**DATA PROVIDED:**
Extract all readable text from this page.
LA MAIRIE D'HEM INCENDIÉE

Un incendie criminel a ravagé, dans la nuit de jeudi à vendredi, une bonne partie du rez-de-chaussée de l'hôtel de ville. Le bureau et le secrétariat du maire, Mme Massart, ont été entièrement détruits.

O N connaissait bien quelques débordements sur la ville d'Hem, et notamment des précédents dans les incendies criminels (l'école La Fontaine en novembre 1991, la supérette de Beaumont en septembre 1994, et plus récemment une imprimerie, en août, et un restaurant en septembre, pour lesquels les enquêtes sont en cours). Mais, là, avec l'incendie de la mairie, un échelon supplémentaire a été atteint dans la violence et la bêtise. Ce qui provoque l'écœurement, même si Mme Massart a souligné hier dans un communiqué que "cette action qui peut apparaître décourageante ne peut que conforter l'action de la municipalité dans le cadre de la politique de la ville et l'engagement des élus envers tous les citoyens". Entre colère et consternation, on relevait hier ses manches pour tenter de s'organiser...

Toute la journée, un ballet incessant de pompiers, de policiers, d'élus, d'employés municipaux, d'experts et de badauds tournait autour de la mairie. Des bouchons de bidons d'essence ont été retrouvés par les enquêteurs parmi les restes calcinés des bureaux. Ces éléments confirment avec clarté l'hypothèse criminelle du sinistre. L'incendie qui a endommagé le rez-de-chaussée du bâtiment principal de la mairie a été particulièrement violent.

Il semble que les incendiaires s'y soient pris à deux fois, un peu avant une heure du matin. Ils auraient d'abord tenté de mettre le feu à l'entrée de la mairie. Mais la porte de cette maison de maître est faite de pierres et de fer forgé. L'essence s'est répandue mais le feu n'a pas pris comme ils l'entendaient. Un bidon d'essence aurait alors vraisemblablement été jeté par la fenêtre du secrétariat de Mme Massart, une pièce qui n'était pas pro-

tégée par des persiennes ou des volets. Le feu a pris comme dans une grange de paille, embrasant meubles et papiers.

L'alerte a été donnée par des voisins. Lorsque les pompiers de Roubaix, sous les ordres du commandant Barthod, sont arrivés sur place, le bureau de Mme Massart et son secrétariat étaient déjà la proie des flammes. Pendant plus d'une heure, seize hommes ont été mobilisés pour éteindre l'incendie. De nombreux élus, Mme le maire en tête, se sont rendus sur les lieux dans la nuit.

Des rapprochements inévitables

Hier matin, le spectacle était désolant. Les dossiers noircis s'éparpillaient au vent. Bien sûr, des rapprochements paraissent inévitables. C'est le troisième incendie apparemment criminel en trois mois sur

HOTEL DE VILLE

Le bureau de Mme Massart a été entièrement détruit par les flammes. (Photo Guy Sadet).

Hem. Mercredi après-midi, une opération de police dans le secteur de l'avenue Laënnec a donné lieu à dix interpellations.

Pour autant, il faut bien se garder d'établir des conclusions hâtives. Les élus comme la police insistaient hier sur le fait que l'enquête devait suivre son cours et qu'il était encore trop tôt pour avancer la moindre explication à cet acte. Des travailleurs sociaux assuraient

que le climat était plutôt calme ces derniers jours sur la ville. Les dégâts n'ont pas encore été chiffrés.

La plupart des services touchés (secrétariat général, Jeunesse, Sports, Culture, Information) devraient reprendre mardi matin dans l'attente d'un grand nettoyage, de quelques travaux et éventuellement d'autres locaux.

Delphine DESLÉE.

**WHAT THE TASK REQUIRES:**
Take the data above and return it exactly.

**WRITTEN RESPONSE:**
Extract all readable text from this page.
LA MAIRIE D'HEM INCENDIÉE

Un incendie criminel a ravagé, dans la nuit de jeudi à vendredi, une bonne partie du rez-de-chaussée de l'hôtel de ville. Le bureau et le secrétariat du maire, Mme Massart, ont été entièrement détruits.

O N connaissait bien quelques débordements sur la ville d'Hem, et notamment des précédents dans les incendies criminels (l'école La Fontaine en novembre 1991, la supérette de Beaumont en septembre 1994, et plus récemment une imprimerie, en août, et un restaurant en septembre, pour lesquels les enquêtes sont en cours). Mais, là, avec l'incendie de la mairie, un échelon supplémentaire a été atteint dans la violence et la bêtise. Ce qui provoque l'écœurement, même si Mme Massart a souligné hier dans un communiqué que "cette action qui peut apparaître décourageante ne peut que conforter l'action de la municipalité dans le cadre de la politique de la ville et l'engagement des élus envers tous les citoyens". Entre colère et consternation, on relevait hier ses manches pour tenter de s'organiser...

Toute la journée, un ballet incessant de pompiers, de policiers, d'élus, d'employés municipaux, d'experts et de badauds tournait autour de la mairie. Des bouchons de bidons d'essence ont été retrouvés par les enquêteurs parmi les restes calcinés des bureaux. Ces éléments confirment avec clarté l'hypothèse criminelle du sinistre. L'incendie qui a endommagé le rez-de-chaussée du bâtiment principal de la mairie a été particulièrement violent.

Il semble que les incendiaires s'y soient pris à deux fois, un peu avant une heure du matin. Ils auraient d'abord tenté de mettre le feu à l'entrée de la mairie. Mais la porte de cette maison de maître est faite de pierres et de fer forgé. L'essence s'est répandue mais le feu n'a pas pris comme ils l'entendaient. Un bidon d'essence aurait alors vraisemblablement été jeté par la fenêtre du secrétariat de Mme Massart, une pièce qui n'était pas pro-

tégée par des persiennes ou des volets. Le feu a pris comme dans une grange de paille, embrasant meubles et papiers.

L'alerte a été donnée par des voisins. Lorsque les pompiers de Roubaix, sous les ordres du commandant Barthod, sont arrivés sur place, le bureau de Mme Massart et son secrétariat étaient déjà la proie des flammes. Pendant plus d'une heure, seize hommes ont été mobilisés pour éteindre l'incendie. De nombreux élus, Mme le maire en tête, se sont rendus sur les lieux dans la nuit.

Des rapprochements inévitables

Hier matin, le spectacle était désolant. Les dossiers noircis s'éparpillaient au vent. Bien sûr, des rapprochements paraissent inévitables. C'est le troisième incendie apparemment criminel en trois mois sur

HOTEL DE VILLE

Le bureau de Mme Massart a été entièrement détruit par les flammes. (Photo Guy Sadet).

Hem. Mercredi après-midi, une opération de police dans le secteur de l'avenue Laënnec a donné lieu à dix interpellations.

Pour autant, il faut bien se garder d'établir des conclusions hâtives. Les élus comme la police insistaient hier sur le fait que l'enquête devait suivre son cours et qu'il était encore trop tôt pour avancer la moindre explication à cet acte. Des travailleurs sociaux assuraient

que le climat était plutôt calme ces derniers jours sur la ville. Les dégâts n'ont pas encore été chiffrés.

La plupart des services touchés (secrétariat général, Jeunesse, Sports, Culture, Information) devraient reprendre mardi matin dans l'attente d'un grand nettoyage, de quelques travaux et éventuellement d'autres locaux.

Delphine DESLÉE.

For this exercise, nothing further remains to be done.